╭──

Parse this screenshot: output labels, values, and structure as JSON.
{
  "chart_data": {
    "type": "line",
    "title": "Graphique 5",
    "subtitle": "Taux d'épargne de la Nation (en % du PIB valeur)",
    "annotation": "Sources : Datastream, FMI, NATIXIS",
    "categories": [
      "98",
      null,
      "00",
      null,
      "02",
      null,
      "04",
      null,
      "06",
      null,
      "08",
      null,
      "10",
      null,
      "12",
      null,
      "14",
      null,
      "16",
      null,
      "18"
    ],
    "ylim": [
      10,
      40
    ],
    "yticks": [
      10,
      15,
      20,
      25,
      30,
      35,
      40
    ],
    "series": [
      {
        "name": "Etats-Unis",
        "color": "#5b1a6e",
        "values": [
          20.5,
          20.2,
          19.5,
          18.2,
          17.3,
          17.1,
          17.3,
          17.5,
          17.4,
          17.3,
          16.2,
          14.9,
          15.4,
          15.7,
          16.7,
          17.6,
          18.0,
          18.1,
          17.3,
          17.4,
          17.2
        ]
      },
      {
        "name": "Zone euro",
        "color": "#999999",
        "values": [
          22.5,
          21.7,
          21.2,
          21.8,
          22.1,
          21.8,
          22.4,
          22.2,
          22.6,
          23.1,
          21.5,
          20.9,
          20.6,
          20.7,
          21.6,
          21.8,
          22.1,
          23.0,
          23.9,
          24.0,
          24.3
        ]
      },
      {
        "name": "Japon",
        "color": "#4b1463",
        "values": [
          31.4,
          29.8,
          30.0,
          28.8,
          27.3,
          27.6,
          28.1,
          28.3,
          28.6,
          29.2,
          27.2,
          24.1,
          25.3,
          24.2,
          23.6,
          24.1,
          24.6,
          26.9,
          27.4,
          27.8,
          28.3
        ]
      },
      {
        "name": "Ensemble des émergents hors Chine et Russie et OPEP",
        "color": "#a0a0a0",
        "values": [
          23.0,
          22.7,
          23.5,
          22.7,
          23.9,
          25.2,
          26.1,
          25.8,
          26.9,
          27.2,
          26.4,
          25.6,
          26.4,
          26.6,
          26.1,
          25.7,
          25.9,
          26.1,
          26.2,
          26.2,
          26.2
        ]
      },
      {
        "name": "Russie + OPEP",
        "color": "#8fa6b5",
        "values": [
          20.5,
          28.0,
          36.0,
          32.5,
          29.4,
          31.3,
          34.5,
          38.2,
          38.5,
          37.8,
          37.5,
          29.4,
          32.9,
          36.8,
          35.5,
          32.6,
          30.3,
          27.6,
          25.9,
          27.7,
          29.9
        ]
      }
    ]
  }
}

╰──

• Description of the task:
Reproduce each line of the material above precisely.

• Exercise solution:
Parse this screenshot: output labels, values, and structure as JSON.
{
  "chart_data": {
    "type": "line",
    "title": "Graphique 5",
    "subtitle": "Taux d'épargne de la Nation (en % du PIB valeur)",
    "annotation": "Sources : Datastream, FMI, NATIXIS",
    "categories": [
      "98",
      null,
      "00",
      null,
      "02",
      null,
      "04",
      null,
      "06",
      null,
      "08",
      null,
      "10",
      null,
      "12",
      null,
      "14",
      null,
      "16",
      null,
      "18"
    ],
    "ylim": [
      10,
      40
    ],
    "yticks": [
      10,
      15,
      20,
      25,
      30,
      35,
      40
    ],
    "series": [
      {
        "name": "Etats-Unis",
        "color": "#5b1a6e",
        "values": [
          20.5,
          20.2,
          19.5,
          18.2,
          17.3,
          17.1,
          17.3,
          17.5,
          17.4,
          17.3,
          16.2,
          14.9,
          15.4,
          15.7,
          16.7,
          17.6,
          18.0,
          18.1,
          17.3,
          17.4,
          17.2
        ]
      },
      {
        "name": "Zone euro",
        "color": "#999999",
        "values": [
          22.5,
          21.7,
          21.2,
          21.8,
          22.1,
          21.8,
          22.4,
          22.2,
          22.6,
          23.1,
          21.5,
          20.9,
          20.6,
          20.7,
          21.6,
          21.8,
          22.1,
          23.0,
          23.9,
          24.0,
          24.3
        ]
      },
      {
        "name": "Japon",
        "color": "#4b1463",
        "values": [
          31.4,
          29.8,
          30.0,
          28.8,
          27.3,
          27.6,
          28.1,
          28.3,
          28.6,
          29.2,
          27.2,
          24.1,
          25.3,
          24.2,
          23.6,
          24.1,
          24.6,
          26.9,
          27.4,
          27.8,
          28.3
        ]
      },
      {
        "name": "Ensemble des émergents hors Chine et Russie et OPEP",
        "color": "#a0a0a0",
        "values": [
          23.0,
          22.7,
          23.5,
          22.7,
          23.9,
          25.2,
          26.1,
          25.8,
          26.9,
          27.2,
          26.4,
          25.6,
          26.4,
          26.6,
          26.1,
          25.7,
          25.9,
          26.1,
          26.2,
          26.2,
          26.2
        ]
      },
      {
        "name": "Russie + OPEP",
        "color": "#8fa6b5",
        "values": [
          20.5,
          28.0,
          36.0,
          32.5,
          29.4,
          31.3,
          34.5,
          38.2,
          38.5,
          37.8,
          37.5,
          29.4,
          32.9,
          36.8,
          35.5,
          32.6,
          30.3,
          27.6,
          25.9,
          27.7,
          29.9
        ]
      }
    ]
  }
}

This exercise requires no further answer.